Aim: Your answer is a single number: how many lines hold the word "title"?

Lines of data:
.....
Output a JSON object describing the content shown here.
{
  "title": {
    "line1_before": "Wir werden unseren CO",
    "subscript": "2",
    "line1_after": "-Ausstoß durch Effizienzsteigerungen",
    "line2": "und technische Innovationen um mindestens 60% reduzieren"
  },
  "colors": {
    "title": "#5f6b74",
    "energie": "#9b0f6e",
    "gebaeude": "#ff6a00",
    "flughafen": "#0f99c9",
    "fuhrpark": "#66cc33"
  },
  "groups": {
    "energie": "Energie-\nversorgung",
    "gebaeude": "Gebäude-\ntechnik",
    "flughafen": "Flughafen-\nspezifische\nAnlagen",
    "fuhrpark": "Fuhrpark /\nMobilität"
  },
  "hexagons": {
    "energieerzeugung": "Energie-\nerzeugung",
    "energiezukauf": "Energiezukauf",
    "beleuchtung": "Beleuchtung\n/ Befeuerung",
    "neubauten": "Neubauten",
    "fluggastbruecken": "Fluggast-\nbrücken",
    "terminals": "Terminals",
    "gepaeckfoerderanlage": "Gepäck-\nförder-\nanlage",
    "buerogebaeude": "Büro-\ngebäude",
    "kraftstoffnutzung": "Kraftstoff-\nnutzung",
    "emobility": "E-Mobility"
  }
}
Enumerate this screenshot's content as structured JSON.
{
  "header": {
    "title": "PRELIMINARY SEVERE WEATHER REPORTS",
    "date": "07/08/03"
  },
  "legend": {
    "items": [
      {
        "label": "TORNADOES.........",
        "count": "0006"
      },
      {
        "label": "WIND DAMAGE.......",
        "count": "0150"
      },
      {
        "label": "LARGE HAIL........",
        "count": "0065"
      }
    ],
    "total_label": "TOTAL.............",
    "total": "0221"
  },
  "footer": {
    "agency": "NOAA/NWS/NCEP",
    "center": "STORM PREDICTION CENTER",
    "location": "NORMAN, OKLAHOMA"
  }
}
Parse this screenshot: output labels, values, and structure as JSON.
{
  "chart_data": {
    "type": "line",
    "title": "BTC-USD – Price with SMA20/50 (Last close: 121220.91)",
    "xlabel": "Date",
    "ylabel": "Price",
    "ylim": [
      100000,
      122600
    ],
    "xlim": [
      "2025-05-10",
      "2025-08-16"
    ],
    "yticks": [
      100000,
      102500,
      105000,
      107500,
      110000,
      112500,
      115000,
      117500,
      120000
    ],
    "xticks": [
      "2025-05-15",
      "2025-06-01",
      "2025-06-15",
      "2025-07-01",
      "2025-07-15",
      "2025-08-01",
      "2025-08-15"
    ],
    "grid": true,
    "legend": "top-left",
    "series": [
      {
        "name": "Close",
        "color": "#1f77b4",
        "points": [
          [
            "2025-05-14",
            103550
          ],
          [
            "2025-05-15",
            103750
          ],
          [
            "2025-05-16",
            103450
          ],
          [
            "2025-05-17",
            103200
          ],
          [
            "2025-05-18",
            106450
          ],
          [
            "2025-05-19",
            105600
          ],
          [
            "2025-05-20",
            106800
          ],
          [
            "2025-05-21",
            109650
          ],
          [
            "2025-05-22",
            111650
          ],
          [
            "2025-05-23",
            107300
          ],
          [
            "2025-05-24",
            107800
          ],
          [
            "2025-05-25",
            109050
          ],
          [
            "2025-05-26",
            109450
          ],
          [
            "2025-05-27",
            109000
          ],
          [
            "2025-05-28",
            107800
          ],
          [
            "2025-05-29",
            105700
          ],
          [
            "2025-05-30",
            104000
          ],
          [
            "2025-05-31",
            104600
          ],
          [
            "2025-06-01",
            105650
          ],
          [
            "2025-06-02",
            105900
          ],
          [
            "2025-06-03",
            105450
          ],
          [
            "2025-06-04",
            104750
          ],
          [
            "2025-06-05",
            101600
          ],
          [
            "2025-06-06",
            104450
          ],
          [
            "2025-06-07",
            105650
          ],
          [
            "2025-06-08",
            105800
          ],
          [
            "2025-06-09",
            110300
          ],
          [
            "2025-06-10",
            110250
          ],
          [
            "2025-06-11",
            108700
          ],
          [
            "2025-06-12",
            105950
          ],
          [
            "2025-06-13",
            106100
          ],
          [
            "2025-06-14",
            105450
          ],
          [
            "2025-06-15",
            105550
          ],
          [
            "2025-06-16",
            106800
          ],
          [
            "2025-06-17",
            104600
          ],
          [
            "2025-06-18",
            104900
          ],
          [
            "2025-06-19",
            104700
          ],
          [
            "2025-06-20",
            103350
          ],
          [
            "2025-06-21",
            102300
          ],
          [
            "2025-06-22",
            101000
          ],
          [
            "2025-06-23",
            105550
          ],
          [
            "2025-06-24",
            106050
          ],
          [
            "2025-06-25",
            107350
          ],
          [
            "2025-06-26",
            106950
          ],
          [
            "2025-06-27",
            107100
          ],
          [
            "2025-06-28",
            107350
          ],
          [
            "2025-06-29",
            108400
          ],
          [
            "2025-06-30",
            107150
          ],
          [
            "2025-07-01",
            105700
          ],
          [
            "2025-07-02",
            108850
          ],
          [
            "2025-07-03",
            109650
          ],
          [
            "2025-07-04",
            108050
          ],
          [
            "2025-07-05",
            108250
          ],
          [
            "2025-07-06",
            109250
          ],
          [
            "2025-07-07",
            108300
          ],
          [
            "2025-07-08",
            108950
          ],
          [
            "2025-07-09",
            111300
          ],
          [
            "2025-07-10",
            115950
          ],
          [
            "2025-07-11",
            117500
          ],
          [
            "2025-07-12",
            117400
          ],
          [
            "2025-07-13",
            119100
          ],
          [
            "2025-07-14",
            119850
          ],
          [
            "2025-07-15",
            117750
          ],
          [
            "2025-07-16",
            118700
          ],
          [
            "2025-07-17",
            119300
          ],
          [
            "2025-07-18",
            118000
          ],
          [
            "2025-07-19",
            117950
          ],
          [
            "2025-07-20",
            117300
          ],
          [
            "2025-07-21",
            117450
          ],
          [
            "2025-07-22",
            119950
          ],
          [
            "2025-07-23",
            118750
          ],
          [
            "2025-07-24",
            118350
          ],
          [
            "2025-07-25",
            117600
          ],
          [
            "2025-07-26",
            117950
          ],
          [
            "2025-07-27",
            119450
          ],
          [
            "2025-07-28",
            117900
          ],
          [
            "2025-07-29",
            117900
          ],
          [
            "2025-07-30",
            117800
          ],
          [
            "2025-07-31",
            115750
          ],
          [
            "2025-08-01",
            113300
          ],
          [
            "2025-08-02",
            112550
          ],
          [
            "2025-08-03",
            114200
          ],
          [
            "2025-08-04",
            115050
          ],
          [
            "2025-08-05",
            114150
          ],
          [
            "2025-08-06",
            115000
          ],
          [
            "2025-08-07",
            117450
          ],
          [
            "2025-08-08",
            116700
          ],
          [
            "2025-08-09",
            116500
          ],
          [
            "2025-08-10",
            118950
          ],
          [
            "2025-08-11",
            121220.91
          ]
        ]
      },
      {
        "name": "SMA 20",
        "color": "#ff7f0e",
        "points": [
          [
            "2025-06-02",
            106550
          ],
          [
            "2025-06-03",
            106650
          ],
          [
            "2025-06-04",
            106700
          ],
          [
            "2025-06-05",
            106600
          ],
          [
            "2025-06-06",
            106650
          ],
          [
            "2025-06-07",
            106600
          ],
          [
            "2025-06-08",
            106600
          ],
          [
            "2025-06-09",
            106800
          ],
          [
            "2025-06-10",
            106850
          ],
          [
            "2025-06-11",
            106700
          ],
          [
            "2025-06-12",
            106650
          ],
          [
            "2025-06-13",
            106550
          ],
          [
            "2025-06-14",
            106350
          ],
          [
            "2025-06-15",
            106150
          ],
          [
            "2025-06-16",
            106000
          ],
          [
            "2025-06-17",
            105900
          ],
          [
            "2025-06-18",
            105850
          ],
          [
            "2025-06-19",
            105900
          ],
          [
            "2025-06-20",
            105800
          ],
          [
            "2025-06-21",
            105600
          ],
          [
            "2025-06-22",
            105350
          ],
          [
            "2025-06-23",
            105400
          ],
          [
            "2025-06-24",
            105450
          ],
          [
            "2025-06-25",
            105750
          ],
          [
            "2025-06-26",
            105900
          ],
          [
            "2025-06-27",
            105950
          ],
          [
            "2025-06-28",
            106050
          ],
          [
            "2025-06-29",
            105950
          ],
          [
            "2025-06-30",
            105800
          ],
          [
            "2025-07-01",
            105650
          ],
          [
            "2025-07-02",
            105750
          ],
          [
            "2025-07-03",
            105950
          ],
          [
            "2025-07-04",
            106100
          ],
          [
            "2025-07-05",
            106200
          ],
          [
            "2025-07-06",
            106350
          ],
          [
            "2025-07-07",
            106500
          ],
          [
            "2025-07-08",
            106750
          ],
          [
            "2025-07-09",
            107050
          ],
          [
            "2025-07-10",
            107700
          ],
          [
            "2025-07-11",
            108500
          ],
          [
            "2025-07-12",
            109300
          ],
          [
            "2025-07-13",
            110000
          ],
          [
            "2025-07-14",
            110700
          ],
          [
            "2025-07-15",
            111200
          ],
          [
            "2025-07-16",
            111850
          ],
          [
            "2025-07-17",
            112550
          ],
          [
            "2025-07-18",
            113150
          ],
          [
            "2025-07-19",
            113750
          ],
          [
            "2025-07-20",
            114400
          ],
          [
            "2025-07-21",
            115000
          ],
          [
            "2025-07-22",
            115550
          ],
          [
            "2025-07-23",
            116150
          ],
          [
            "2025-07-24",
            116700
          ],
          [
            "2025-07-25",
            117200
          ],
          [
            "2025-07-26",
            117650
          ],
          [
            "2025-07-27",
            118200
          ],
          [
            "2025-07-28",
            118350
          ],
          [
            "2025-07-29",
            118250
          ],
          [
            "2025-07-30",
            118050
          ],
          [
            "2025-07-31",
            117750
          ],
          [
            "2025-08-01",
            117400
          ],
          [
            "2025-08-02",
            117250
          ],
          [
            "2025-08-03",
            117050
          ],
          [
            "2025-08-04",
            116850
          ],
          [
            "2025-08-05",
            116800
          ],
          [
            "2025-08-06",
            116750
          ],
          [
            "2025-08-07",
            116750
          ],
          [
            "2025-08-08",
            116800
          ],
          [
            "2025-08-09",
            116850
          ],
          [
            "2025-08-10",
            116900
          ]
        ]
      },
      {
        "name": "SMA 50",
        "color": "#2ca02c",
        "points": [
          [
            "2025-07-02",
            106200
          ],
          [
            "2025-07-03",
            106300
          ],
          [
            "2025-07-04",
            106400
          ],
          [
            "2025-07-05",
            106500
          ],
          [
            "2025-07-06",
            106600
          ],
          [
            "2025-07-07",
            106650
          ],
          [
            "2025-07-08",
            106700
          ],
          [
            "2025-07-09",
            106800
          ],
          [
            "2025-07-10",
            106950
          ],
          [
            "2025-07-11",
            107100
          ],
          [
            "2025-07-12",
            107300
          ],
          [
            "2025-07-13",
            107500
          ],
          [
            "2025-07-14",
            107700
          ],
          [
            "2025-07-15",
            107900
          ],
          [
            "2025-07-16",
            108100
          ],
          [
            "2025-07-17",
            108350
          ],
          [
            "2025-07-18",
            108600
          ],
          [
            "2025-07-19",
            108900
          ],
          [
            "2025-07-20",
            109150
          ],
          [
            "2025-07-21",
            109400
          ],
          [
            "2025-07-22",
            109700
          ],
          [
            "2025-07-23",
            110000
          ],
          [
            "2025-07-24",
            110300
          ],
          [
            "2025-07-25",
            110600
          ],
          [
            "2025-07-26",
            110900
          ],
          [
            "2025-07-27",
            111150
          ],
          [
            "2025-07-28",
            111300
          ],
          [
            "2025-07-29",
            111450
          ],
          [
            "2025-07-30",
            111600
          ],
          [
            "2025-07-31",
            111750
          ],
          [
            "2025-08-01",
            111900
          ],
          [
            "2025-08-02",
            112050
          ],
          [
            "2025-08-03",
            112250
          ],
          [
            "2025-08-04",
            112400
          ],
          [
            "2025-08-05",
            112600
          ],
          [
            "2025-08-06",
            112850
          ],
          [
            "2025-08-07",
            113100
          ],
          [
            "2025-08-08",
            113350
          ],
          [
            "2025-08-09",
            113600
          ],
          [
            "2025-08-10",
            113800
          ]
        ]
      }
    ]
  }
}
.....
Response to this task: 4